● **Exercise description**: Filter the lines below, copying only those with the string "神奇的六瓶水".

(Dataset excerpt)
** Begin **
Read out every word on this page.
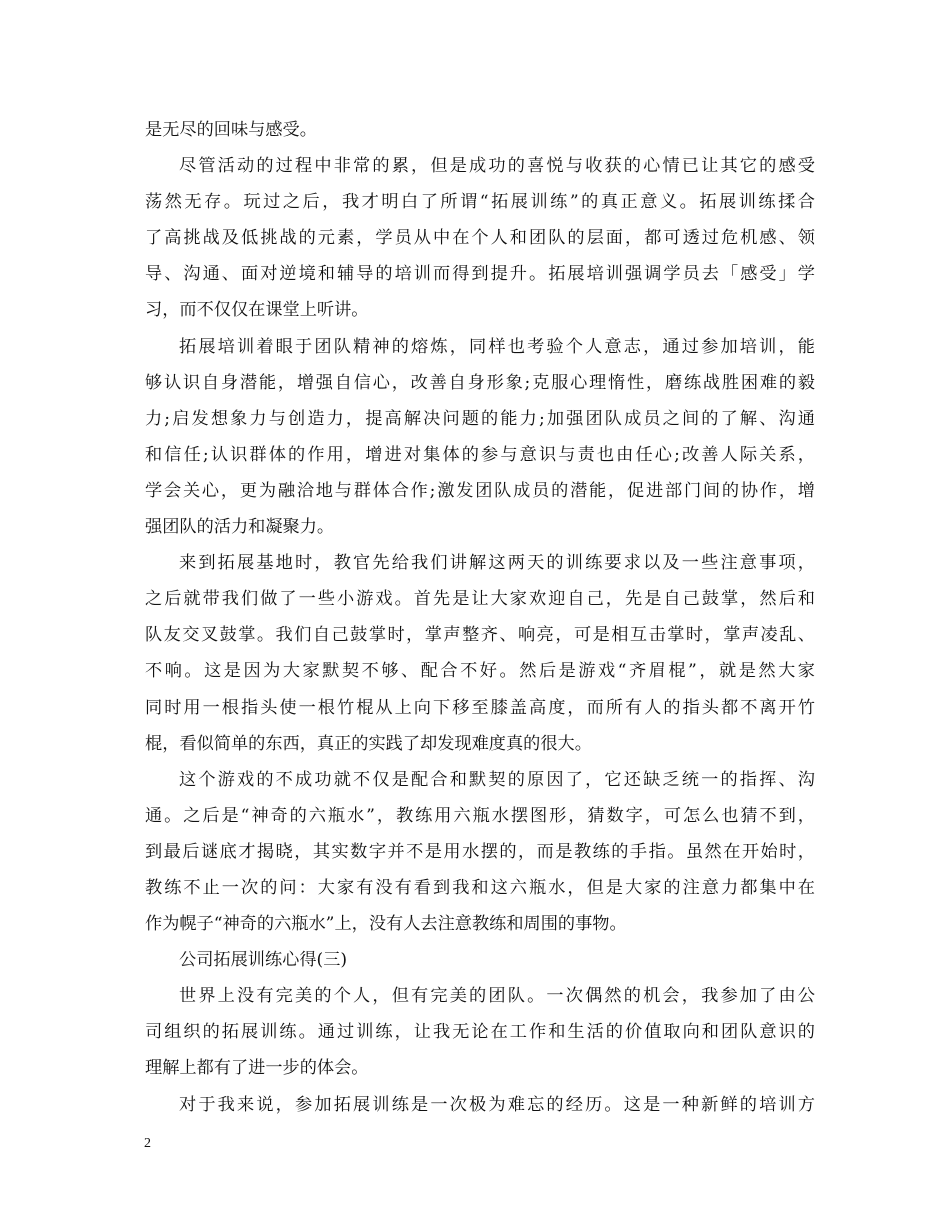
是无尽的回味与感受。
尽管活动的过程中非常的累，但是成功的喜悦与收获的心情已让其它的感受
荡然无存。玩过之后，我才明白了所谓“拓展训练”的真正意义。拓展训练揉合
了高挑战及低挑战的元素，学员从中在个人和团队的层面，都可透过危机感、领
导、沟通、面对逆境和辅导的培训而得到提升。拓展培训强调学员去「感受」学
习，而不仅仅在课堂上听讲。
拓展培训着眼于团队精神的熔炼，同样也考验个人意志，通过参加培训，能
够认识自身潜能，增强自信心，改善自身形象;克服心理惰性，磨练战胜困难的毅
力;启发想象力与创造力，提高解决问题的能力;加强团队成员之间的了解、沟通
和信任;认识群体的作用，增进对集体的参与意识与责也由任心;改善人际关系，
学会关心，更为融洽地与群体合作;激发团队成员的潜能，促进部门间的协作，增
强团队的活力和凝聚力。
来到拓展基地时，教官先给我们讲解这两天的训练要求以及一些注意事项，
之后就带我们做了一些小游戏。首先是让大家欢迎自己，先是自己鼓掌，然后和
队友交叉鼓掌。我们自己鼓掌时，掌声整齐、响亮，可是相互击掌时，掌声凌乱、
不响。这是因为大家默契不够、配合不好。然后是游戏“齐眉棍”，就是然大家
同时用一根指头使一根竹棍从上向下移至膝盖高度，而所有人的指头都不离开竹
棍，看似简单的东西，真正的实践了却发现难度真的很大。
这个游戏的不成功就不仅是配合和默契的原因了，它还缺乏统一的指挥、沟
通。之后是“神奇的六瓶水”，教练用六瓶水摆图形，猜数字，可怎么也猜不到，
到最后谜底才揭晓，其实数字并不是用水摆的，而是教练的手指。虽然在开始时，
教练不止一次的问：大家有没有看到我和这六瓶水，但是大家的注意力都集中在
作为幌子“神奇的六瓶水”上，没有人去注意教练和周围的事物。
公司拓展训练心得(三)
世界上没有完美的个人，但有完美的团队。一次偶然的机会，我参加了由公
司组织的拓展训练。通过训练，让我无论在工作和生活的价值取向和团队意识的
理解上都有了进一步的体会。
对于我来说，参加拓展训练是一次极为难忘的经历。这是一种新鲜的培训方
2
** End **
● **Exercise result**:
通。之后是“神奇的六瓶水”，教练用六瓶水摆图形，猜数字，可怎么也猜不到，
作为幌子“神奇的六瓶水”上，没有人去注意教练和周围的事物。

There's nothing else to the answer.